--- BEGIN RECORDS FOR THIS TASK ---
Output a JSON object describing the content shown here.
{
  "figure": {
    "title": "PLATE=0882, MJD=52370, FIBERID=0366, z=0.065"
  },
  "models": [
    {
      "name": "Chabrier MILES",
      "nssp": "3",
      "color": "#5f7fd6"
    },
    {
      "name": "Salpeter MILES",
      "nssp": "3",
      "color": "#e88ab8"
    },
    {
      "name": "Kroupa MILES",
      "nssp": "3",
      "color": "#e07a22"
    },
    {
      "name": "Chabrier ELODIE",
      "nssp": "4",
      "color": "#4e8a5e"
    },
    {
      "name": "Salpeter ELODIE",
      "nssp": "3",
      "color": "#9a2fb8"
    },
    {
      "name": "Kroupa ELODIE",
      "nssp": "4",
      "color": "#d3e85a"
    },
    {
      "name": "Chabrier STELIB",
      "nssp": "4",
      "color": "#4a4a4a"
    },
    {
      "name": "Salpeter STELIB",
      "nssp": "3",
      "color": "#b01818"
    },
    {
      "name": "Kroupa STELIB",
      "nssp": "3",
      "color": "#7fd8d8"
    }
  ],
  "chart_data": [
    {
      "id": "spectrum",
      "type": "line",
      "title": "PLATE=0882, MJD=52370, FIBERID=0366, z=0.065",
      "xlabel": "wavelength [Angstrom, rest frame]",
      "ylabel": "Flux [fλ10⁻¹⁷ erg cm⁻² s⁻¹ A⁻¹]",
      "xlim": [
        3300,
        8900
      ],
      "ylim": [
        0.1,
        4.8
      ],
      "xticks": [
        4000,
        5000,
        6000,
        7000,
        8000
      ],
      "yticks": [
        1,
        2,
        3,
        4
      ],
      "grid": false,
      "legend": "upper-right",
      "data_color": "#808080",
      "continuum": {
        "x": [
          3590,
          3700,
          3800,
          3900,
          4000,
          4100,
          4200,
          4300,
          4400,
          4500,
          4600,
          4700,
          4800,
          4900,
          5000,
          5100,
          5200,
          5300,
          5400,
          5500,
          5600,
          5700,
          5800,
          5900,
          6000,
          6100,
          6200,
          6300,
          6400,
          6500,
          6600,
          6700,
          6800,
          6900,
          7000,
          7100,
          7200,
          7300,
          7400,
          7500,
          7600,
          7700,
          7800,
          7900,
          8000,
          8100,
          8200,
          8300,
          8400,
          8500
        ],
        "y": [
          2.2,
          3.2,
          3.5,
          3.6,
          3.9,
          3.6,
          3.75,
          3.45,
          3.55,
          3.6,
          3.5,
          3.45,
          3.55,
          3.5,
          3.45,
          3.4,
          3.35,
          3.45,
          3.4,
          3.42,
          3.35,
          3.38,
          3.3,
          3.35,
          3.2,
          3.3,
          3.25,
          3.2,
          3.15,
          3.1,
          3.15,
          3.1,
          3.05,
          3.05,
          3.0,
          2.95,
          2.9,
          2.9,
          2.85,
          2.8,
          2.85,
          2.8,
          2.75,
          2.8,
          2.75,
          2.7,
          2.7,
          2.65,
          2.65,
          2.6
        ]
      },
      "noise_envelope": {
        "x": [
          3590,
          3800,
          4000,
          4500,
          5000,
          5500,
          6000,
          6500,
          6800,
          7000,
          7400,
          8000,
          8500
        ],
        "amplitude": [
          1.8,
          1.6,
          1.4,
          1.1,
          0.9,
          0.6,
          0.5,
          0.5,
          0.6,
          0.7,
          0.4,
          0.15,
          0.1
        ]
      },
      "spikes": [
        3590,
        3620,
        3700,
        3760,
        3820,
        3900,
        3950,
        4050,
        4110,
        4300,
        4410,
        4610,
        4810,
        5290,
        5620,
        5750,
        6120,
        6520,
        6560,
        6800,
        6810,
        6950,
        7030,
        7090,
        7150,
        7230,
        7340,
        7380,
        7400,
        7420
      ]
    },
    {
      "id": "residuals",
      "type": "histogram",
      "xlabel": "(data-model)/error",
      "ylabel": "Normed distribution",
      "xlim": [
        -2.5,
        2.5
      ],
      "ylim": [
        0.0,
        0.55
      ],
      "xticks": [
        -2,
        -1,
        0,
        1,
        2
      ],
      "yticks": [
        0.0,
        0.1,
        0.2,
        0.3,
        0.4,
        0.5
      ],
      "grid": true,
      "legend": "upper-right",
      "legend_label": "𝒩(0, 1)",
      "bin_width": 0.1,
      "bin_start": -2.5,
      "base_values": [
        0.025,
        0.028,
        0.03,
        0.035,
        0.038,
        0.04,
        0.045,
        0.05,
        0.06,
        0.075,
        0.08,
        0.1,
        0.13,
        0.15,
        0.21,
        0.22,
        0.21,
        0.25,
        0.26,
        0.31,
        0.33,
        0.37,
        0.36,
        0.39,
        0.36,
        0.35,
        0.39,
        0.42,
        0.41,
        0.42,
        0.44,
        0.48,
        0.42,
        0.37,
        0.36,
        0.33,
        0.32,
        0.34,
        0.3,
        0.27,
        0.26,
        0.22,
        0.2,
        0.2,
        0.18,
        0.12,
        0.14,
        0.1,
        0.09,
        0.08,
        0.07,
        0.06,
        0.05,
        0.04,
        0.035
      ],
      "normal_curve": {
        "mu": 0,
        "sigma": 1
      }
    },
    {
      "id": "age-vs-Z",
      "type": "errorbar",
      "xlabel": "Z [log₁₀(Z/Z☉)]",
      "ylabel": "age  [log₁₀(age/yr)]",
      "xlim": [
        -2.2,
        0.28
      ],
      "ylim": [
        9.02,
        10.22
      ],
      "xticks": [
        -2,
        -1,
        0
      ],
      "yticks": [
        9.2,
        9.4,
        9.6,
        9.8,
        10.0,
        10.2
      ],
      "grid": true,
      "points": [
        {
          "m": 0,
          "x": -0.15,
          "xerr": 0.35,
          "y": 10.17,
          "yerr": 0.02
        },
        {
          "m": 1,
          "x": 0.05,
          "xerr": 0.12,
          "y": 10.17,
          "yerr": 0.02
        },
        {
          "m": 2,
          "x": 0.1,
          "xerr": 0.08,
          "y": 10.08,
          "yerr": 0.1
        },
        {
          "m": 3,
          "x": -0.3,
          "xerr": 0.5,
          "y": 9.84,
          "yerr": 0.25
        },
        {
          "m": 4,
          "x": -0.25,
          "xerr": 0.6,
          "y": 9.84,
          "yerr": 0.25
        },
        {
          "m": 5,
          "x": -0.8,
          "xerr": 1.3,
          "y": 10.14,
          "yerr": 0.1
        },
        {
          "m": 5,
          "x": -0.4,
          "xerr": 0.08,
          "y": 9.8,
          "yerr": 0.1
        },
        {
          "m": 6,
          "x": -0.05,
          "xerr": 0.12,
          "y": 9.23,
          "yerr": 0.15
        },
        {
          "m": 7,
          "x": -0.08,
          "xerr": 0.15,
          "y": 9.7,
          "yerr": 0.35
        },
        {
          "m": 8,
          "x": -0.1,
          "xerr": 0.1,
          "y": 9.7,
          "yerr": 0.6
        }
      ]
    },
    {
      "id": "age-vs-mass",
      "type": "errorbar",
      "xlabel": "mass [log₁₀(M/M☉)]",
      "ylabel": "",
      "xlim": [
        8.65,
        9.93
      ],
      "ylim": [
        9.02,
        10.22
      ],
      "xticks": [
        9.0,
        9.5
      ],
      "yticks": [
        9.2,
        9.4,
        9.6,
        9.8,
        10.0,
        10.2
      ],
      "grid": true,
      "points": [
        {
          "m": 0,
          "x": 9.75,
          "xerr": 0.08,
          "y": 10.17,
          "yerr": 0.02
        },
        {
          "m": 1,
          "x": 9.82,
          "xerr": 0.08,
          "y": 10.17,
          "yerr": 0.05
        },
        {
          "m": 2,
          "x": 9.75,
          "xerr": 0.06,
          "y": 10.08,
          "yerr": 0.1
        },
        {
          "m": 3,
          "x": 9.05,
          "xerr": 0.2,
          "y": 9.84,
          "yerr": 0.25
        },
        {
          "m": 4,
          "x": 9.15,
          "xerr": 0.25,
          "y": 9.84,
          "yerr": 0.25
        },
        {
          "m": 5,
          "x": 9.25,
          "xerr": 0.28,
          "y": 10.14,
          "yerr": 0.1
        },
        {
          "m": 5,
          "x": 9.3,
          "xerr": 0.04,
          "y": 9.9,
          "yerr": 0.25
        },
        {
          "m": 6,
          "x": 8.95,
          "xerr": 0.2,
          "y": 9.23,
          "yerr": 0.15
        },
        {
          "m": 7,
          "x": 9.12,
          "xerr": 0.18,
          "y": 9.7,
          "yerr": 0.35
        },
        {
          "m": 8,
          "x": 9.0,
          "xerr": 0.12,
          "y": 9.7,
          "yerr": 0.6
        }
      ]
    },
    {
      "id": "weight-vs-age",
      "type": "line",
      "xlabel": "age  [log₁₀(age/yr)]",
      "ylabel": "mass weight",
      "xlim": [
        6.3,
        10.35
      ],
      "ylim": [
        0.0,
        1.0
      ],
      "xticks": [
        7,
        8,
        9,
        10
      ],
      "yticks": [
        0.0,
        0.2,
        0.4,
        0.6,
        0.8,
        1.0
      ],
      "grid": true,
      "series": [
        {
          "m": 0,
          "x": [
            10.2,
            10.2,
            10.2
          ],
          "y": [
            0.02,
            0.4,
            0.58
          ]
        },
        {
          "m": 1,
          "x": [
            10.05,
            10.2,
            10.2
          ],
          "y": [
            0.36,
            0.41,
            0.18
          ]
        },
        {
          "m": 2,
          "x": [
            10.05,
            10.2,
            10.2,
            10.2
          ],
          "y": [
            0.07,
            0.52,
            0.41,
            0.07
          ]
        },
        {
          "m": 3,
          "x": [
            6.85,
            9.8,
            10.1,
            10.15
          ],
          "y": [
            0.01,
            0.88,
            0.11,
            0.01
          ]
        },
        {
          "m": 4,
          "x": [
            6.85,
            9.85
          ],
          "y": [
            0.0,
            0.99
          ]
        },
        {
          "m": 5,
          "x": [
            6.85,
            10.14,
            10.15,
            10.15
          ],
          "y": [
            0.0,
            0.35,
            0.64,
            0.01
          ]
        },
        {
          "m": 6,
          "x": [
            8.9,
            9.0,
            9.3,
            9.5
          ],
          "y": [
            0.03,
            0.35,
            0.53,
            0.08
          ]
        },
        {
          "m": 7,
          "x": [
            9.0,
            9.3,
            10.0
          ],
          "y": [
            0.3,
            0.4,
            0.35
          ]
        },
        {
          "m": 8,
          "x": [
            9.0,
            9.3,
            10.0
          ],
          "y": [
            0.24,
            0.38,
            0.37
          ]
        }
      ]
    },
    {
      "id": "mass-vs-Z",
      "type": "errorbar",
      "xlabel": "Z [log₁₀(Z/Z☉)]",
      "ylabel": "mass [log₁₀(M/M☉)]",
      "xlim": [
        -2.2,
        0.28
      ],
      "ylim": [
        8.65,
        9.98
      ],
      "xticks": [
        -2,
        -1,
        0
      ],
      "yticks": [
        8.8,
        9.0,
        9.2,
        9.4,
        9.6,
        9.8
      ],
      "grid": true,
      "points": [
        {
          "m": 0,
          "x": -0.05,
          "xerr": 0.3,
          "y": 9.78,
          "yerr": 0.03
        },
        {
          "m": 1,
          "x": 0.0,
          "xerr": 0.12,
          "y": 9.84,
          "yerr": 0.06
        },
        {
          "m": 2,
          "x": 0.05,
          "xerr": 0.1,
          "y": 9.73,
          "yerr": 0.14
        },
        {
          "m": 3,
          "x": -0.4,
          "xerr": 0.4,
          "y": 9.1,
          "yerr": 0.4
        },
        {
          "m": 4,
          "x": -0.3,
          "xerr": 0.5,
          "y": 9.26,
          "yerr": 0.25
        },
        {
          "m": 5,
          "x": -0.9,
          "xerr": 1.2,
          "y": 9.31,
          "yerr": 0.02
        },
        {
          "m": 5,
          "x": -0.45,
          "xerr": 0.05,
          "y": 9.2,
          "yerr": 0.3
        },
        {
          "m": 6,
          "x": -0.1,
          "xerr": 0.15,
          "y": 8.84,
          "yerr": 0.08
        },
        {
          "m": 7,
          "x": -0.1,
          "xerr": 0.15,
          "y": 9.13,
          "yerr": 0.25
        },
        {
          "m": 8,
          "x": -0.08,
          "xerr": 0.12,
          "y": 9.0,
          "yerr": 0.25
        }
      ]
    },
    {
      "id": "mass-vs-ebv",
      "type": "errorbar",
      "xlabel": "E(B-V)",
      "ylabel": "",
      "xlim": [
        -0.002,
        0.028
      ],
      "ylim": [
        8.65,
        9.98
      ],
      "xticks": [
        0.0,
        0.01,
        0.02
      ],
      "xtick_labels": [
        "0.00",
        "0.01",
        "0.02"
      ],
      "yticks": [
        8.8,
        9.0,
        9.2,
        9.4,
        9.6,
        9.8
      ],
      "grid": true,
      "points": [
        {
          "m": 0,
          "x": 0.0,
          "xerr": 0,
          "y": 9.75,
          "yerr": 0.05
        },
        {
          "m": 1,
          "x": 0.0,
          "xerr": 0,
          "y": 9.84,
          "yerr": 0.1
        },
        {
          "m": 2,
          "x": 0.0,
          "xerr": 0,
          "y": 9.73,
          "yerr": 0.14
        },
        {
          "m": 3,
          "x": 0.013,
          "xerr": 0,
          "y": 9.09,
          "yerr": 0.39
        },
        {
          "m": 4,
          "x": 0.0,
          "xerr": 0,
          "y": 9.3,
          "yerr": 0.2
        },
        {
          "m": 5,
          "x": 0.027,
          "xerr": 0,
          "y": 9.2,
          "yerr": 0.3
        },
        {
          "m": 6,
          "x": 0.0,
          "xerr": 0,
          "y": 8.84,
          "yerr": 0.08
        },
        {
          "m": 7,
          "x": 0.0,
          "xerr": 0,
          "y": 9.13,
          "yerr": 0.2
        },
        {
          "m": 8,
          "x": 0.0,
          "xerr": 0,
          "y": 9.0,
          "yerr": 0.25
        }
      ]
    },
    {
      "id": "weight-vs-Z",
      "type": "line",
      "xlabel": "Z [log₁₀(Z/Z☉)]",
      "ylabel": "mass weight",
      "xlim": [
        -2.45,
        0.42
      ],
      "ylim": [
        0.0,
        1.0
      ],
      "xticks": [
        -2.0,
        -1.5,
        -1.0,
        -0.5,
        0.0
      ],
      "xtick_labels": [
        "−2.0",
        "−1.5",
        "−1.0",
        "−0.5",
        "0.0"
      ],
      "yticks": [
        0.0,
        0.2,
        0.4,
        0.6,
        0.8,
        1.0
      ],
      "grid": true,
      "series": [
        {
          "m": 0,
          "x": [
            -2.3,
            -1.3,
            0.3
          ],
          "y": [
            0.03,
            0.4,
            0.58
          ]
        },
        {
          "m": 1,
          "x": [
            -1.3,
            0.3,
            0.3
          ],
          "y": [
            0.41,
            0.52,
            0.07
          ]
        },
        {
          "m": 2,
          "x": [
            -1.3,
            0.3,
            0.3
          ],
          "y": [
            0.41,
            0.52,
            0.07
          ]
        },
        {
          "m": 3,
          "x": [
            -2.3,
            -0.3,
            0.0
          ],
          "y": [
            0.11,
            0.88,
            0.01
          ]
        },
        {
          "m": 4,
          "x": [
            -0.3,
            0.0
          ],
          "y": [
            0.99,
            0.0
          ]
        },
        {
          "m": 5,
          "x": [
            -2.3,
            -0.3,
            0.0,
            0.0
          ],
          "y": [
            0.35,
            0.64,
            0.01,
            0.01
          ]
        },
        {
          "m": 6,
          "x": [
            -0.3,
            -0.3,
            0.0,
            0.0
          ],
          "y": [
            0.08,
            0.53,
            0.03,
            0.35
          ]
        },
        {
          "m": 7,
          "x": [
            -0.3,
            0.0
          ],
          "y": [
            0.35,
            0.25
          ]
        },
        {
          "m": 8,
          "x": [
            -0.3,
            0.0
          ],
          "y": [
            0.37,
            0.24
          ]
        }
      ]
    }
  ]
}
--- END RECORDS FOR THIS TASK ---
### DIRECTIONS FOR THIS TASK
Select, from the listing, all lines that include the word "PLATE".

### FINISHED TASK
    "title": "PLATE=0882, MJD=52370, FIBERID=0366, z=0.065"
      "title": "PLATE=0882, MJD=52370, FIBERID=0366, z=0.065",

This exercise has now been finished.